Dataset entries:
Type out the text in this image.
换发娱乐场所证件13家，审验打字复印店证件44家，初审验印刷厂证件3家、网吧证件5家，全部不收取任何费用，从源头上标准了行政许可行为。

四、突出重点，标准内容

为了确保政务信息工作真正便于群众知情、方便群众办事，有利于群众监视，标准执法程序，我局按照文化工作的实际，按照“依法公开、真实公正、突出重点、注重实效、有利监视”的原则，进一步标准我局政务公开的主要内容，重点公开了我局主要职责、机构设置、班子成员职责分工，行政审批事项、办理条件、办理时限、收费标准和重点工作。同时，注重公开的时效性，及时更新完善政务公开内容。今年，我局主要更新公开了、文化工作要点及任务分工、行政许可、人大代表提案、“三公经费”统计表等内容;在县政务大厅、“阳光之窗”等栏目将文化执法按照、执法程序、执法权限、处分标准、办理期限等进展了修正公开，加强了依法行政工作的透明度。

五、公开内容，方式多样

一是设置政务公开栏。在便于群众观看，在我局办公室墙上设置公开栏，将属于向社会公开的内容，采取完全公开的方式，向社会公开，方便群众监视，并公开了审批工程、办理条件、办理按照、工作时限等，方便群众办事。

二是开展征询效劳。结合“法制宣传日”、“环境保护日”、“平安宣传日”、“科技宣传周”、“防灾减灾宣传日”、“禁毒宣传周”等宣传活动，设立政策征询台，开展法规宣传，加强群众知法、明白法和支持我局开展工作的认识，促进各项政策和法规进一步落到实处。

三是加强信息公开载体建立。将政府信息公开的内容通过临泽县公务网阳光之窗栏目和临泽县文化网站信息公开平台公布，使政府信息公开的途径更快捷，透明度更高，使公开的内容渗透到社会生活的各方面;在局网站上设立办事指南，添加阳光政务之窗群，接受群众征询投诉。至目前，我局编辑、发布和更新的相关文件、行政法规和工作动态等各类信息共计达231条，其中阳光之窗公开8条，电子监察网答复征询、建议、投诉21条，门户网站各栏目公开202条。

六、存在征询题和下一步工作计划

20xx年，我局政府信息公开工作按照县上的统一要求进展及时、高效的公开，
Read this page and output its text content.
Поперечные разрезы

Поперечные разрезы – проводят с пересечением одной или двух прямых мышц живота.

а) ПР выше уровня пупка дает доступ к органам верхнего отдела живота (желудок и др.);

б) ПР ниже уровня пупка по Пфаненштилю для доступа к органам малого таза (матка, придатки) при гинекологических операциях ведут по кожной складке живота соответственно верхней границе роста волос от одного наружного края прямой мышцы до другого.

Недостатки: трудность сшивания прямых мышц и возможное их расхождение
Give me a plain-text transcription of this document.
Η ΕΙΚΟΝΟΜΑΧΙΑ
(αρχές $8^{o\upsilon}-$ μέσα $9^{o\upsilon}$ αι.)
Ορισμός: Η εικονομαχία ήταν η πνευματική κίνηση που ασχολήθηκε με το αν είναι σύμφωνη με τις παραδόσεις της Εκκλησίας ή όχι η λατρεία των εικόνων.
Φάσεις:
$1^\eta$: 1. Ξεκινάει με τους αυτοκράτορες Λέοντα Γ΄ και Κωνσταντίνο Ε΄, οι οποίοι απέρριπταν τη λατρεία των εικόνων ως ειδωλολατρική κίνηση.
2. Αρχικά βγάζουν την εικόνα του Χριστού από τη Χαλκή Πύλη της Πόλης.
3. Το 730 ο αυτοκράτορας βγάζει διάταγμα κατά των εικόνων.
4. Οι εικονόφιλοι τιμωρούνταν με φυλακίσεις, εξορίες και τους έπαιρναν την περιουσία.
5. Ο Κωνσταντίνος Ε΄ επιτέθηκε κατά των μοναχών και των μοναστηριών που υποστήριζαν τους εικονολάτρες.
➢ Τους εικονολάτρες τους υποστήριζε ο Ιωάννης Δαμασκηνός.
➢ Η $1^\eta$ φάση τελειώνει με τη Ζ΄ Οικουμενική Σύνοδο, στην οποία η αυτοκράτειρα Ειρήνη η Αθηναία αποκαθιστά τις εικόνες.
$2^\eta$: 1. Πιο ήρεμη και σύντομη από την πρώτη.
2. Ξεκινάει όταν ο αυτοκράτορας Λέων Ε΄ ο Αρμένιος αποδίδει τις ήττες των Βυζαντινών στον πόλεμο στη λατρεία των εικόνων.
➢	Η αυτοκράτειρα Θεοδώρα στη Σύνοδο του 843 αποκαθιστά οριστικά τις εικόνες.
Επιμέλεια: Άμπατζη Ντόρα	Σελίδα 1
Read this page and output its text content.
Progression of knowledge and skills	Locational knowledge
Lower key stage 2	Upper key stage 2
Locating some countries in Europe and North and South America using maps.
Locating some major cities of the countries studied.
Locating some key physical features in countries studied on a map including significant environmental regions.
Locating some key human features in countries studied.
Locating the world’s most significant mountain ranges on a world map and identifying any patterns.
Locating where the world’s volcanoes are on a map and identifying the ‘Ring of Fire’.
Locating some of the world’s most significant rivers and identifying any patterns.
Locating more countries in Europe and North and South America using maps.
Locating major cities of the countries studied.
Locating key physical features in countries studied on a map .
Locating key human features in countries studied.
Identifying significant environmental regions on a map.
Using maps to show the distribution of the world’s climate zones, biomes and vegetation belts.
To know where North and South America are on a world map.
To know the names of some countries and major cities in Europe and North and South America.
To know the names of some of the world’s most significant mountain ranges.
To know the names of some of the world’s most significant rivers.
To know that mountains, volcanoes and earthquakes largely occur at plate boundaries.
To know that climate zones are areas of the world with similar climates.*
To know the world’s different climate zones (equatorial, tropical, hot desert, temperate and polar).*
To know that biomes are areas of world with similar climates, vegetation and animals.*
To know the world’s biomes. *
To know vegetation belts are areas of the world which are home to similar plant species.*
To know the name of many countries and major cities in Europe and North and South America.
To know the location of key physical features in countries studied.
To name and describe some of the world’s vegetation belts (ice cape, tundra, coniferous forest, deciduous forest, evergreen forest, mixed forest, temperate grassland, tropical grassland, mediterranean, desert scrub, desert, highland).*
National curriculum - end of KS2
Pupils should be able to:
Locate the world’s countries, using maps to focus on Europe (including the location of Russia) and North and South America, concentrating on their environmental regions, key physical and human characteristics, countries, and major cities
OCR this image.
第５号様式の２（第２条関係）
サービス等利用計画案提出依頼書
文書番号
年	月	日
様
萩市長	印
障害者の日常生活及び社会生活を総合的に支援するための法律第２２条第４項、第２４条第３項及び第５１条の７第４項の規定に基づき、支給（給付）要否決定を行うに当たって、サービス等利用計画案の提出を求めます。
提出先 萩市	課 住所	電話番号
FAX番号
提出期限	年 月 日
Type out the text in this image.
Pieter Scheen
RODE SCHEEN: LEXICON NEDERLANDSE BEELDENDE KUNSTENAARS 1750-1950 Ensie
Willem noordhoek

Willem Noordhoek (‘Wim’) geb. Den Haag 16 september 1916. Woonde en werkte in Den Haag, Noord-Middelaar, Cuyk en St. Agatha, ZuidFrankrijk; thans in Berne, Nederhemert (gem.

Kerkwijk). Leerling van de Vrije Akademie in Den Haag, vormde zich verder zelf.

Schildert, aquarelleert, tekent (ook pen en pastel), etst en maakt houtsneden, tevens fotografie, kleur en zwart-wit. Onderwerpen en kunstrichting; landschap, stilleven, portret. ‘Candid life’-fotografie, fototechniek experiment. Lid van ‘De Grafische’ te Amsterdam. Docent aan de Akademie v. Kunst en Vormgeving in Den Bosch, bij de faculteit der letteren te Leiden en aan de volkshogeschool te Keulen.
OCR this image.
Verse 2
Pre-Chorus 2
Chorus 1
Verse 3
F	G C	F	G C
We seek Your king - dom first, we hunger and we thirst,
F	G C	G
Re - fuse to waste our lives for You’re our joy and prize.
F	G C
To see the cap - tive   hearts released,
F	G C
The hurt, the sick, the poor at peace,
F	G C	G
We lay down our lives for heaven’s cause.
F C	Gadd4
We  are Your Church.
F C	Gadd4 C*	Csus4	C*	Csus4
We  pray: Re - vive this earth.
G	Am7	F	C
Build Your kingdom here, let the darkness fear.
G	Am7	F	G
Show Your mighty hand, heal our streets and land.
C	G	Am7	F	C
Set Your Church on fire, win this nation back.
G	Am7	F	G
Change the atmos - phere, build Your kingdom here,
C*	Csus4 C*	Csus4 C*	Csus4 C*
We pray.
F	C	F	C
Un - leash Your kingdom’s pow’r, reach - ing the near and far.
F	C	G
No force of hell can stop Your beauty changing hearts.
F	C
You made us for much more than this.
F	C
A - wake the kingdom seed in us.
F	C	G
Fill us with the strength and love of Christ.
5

**Task**
State the count of lines above containing the string "пупка", and add nothing to it.

**Exercise answer**
2